Exercise details:
Write out only the lines from the line containing "Give me a plain-text" to the end of the listing below, both included, exactly as they stand. Drop the pictures.

Task data:

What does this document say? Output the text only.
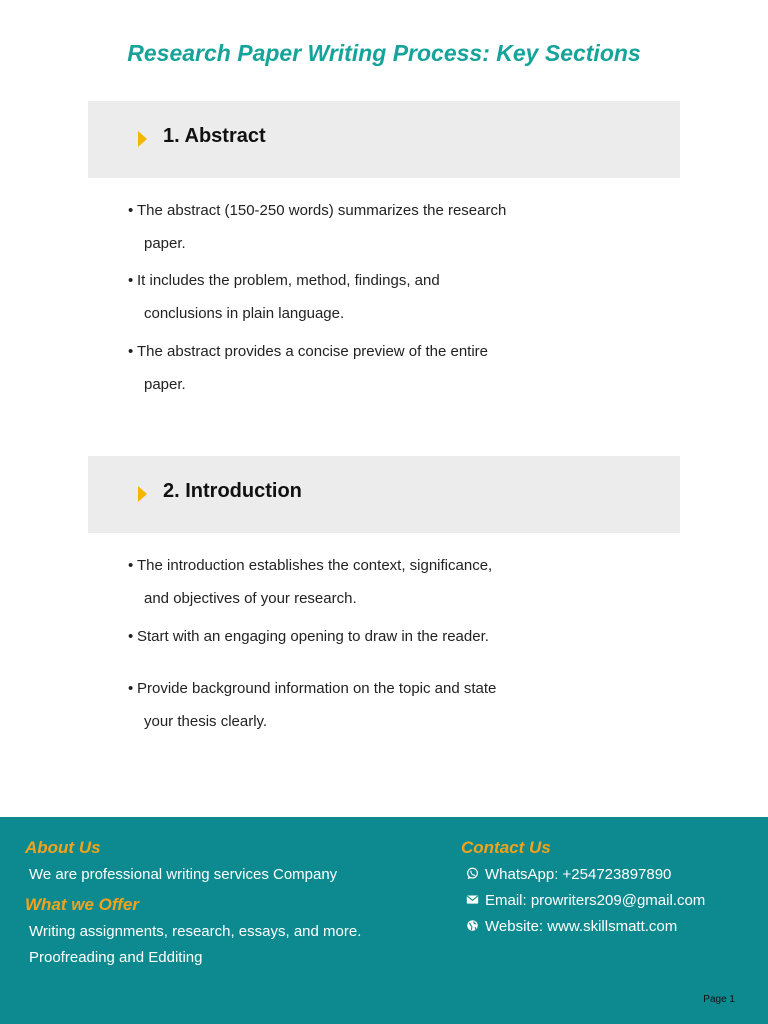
Research Paper Writing Process: Key Sections
1. Abstract
• The abstract (150-250 words) summarizes the research
paper.
• It includes the problem, method, findings, and
conclusions in plain language.
• The abstract provides a concise preview of the entire
paper.
2. Introduction
• The introduction establishes the context, significance,
and objectives of your research.
• Start with an engaging opening to draw in the reader.
• Provide background information on the topic and state
your thesis clearly.
About Us
We are professional writing services Company
What we Offer
Writing assignments, research, essays, and more.
Proofreading and Edditing
Contact Us
WhatsApp: +254723897890
Email: prowriters209@gmail.com
Website: www.skillsmatt.com
Page 1
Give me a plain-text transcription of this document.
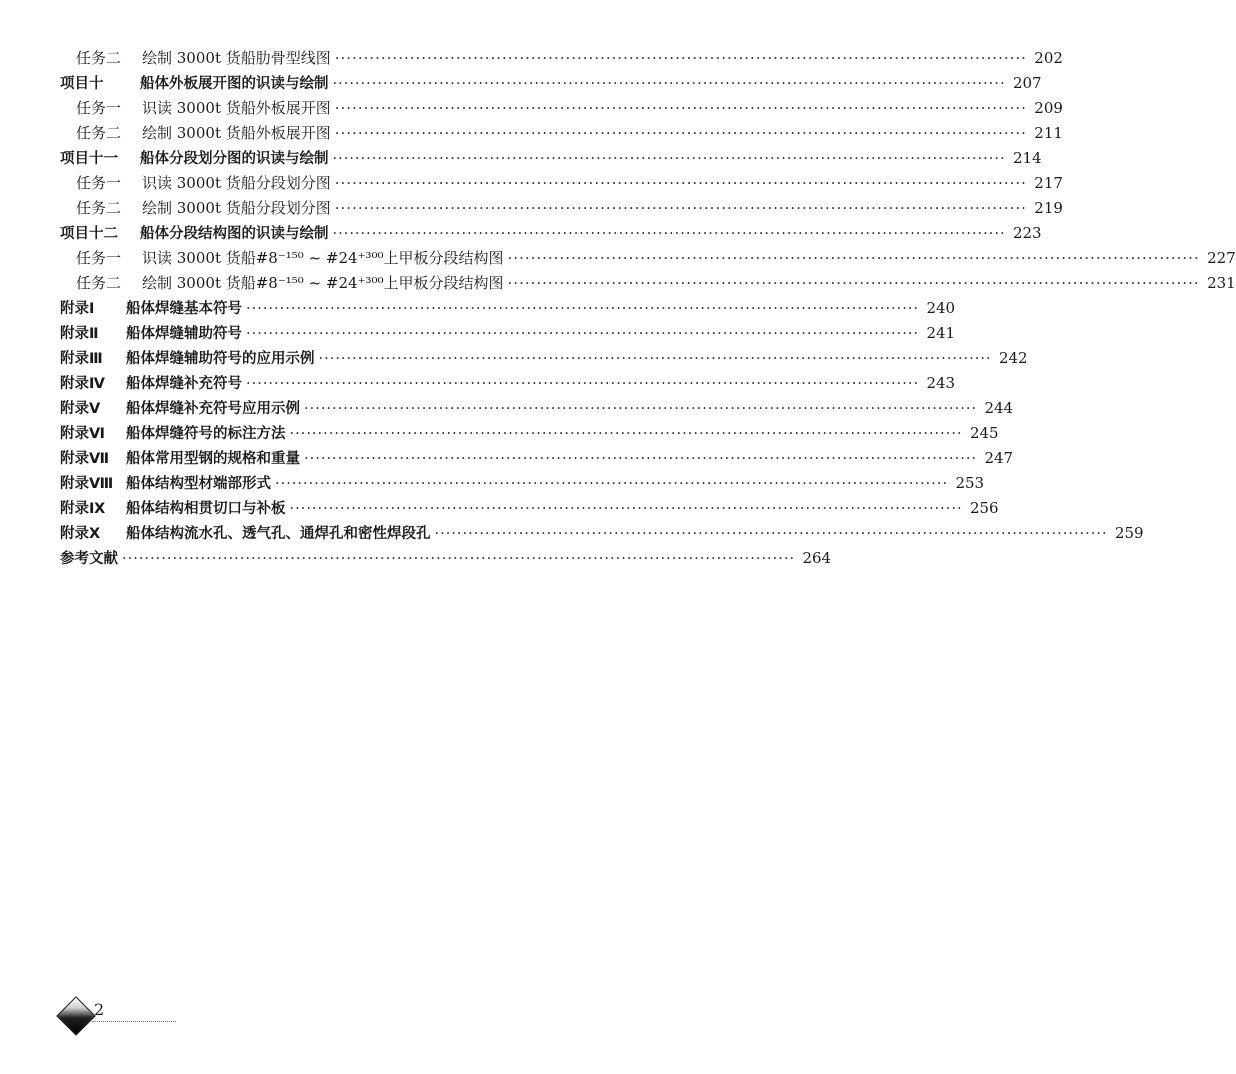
任务二	绘制 3000t 货船肋骨型线图 ·····	202
项目十	船体外板展开图的识读与绘制 ·····	207
任务一	识读 3000t 货船外板展开图 ·····	209
任务二	绘制 3000t 货船外板展开图 ·····	211
项目十一	船体分段划分图的识读与绘制 ·····	214
任务一	识读 3000t 货船分段划分图 ·····	217
任务二	绘制 3000t 货船分段划分图 ·····	219
项目十二	船体分段结构图的识读与绘制 ·····	223
任务一	识读 3000t 货船#8⁻¹⁵⁰ ~ #24⁺³⁰⁰上甲板分段结构图 ·····	227
任务二	绘制 3000t 货船#8⁻¹⁵⁰ ~ #24⁺³⁰⁰上甲板分段结构图 ·····	231
附录Ⅰ	船体焊缝基本符号 ·····	240
附录Ⅱ	船体焊缝辅助符号 ·····	241
附录Ⅲ	船体焊缝辅助符号的应用示例 ·····	242
附录Ⅳ	船体焊缝补充符号 ·····	243
附录Ⅴ	船体焊缝补充符号应用示例 ·····	244
附录Ⅵ	船体焊缝符号的标注方法 ·····	245
附录Ⅶ	船体常用型钢的规格和重量 ·····	247
附录Ⅷ 船体结构型材端部形式 ·····	253
附录Ⅸ	船体结构相贯切口与补板 ·····	256
附录Ⅹ	船体结构流水孔、透气孔、通焊孔和密性焊段孔 ·····	259
参考文献 ·····	264
2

The response:
Give me a plain-text transcription of this document.
任务二	绘制 3000t 货船肋骨型线图 ·····	202
项目十	船体外板展开图的识读与绘制 ·····	207
任务一	识读 3000t 货船外板展开图 ·····	209
任务二	绘制 3000t 货船外板展开图 ·····	211
项目十一	船体分段划分图的识读与绘制 ·····	214
任务一	识读 3000t 货船分段划分图 ·····	217
任务二	绘制 3000t 货船分段划分图 ·····	219
项目十二	船体分段结构图的识读与绘制 ·····	223
任务一	识读 3000t 货船#8⁻¹⁵⁰ ~ #24⁺³⁰⁰上甲板分段结构图 ·····	227
任务二	绘制 3000t 货船#8⁻¹⁵⁰ ~ #24⁺³⁰⁰上甲板分段结构图 ·····	231
附录Ⅰ	船体焊缝基本符号 ·····	240
附录Ⅱ	船体焊缝辅助符号 ·····	241
附录Ⅲ	船体焊缝辅助符号的应用示例 ·····	242
附录Ⅳ	船体焊缝补充符号 ·····	243
附录Ⅴ	船体焊缝补充符号应用示例 ·····	244
附录Ⅵ	船体焊缝符号的标注方法 ·····	245
附录Ⅶ	船体常用型钢的规格和重量 ·····	247
附录Ⅷ 船体结构型材端部形式 ·····	253
附录Ⅸ	船体结构相贯切口与补板 ·····	256
附录Ⅹ	船体结构流水孔、透气孔、通焊孔和密性焊段孔 ·····	259
参考文献 ·····	264
2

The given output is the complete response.